## Task instructions
Print all entries precisely as they are written.

## Entries shown
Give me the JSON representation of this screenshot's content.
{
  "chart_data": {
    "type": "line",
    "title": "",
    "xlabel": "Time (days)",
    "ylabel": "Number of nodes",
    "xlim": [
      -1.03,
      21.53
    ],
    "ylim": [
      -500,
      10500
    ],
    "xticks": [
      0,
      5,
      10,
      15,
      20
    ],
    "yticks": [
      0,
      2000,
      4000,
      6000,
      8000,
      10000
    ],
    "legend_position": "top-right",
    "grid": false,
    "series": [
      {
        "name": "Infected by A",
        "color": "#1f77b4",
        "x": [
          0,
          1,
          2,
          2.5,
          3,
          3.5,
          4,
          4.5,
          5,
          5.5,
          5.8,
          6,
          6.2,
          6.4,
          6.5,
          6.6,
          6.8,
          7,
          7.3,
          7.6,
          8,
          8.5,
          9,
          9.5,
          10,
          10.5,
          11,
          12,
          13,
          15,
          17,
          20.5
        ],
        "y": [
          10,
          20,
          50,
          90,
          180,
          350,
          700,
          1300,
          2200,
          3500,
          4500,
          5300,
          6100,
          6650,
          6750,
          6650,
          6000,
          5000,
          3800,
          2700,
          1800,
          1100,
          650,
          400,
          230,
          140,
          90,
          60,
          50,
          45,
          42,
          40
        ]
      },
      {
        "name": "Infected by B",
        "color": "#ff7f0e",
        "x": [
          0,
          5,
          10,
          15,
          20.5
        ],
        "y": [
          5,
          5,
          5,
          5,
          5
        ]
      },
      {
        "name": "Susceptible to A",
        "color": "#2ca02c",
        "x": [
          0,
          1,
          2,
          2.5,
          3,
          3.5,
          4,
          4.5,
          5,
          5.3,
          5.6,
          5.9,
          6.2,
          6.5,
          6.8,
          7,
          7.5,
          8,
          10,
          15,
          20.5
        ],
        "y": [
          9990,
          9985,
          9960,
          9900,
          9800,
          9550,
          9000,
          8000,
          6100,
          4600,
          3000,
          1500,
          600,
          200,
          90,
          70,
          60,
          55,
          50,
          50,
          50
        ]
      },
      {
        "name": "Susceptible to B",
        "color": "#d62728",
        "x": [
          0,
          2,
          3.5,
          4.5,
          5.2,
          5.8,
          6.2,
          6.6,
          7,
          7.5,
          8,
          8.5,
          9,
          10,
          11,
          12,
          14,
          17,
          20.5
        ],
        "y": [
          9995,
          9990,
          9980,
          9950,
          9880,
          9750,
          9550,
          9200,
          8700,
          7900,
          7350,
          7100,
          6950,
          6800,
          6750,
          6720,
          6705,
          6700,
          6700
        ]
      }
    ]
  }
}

## Answer for this exercise
Give me the JSON representation of this screenshot's content.
{
  "chart_data": {
    "type": "line",
    "title": "",
    "xlabel": "Time (days)",
    "ylabel": "Number of nodes",
    "xlim": [
      -1.03,
      21.53
    ],
    "ylim": [
      -500,
      10500
    ],
    "xticks": [
      0,
      5,
      10,
      15,
      20
    ],
    "yticks": [
      0,
      2000,
      4000,
      6000,
      8000,
      10000
    ],
    "legend_position": "top-right",
    "grid": false,
    "series": [
      {
        "name": "Infected by A",
        "color": "#1f77b4",
        "x": [
          0,
          1,
          2,
          2.5,
          3,
          3.5,
          4,
          4.5,
          5,
          5.5,
          5.8,
          6,
          6.2,
          6.4,
          6.5,
          6.6,
          6.8,
          7,
          7.3,
          7.6,
          8,
          8.5,
          9,
          9.5,
          10,
          10.5,
          11,
          12,
          13,
          15,
          17,
          20.5
        ],
        "y": [
          10,
          20,
          50,
          90,
          180,
          350,
          700,
          1300,
          2200,
          3500,
          4500,
          5300,
          6100,
          6650,
          6750,
          6650,
          6000,
          5000,
          3800,
          2700,
          1800,
          1100,
          650,
          400,
          230,
          140,
          90,
          60,
          50,
          45,
          42,
          40
        ]
      },
      {
        "name": "Infected by B",
        "color": "#ff7f0e",
        "x": [
          0,
          5,
          10,
          15,
          20.5
        ],
        "y": [
          5,
          5,
          5,
          5,
          5
        ]
      },
      {
        "name": "Susceptible to A",
        "color": "#2ca02c",
        "x": [
          0,
          1,
          2,
          2.5,
          3,
          3.5,
          4,
          4.5,
          5,
          5.3,
          5.6,
          5.9,
          6.2,
          6.5,
          6.8,
          7,
          7.5,
          8,
          10,
          15,
          20.5
        ],
        "y": [
          9990,
          9985,
          9960,
          9900,
          9800,
          9550,
          9000,
          8000,
          6100,
          4600,
          3000,
          1500,
          600,
          200,
          90,
          70,
          60,
          55,
          50,
          50,
          50
        ]
      },
      {
        "name": "Susceptible to B",
        "color": "#d62728",
        "x": [
          0,
          2,
          3.5,
          4.5,
          5.2,
          5.8,
          6.2,
          6.6,
          7,
          7.5,
          8,
          8.5,
          9,
          10,
          11,
          12,
          14,
          17,
          20.5
        ],
        "y": [
          9995,
          9990,
          9980,
          9950,
          9880,
          9750,
          9550,
          9200,
          8700,
          7900,
          7350,
          7100,
          6950,
          6800,
          6750,
          6720,
          6705,
          6700,
          6700
        ]
      }
    ]
  }
}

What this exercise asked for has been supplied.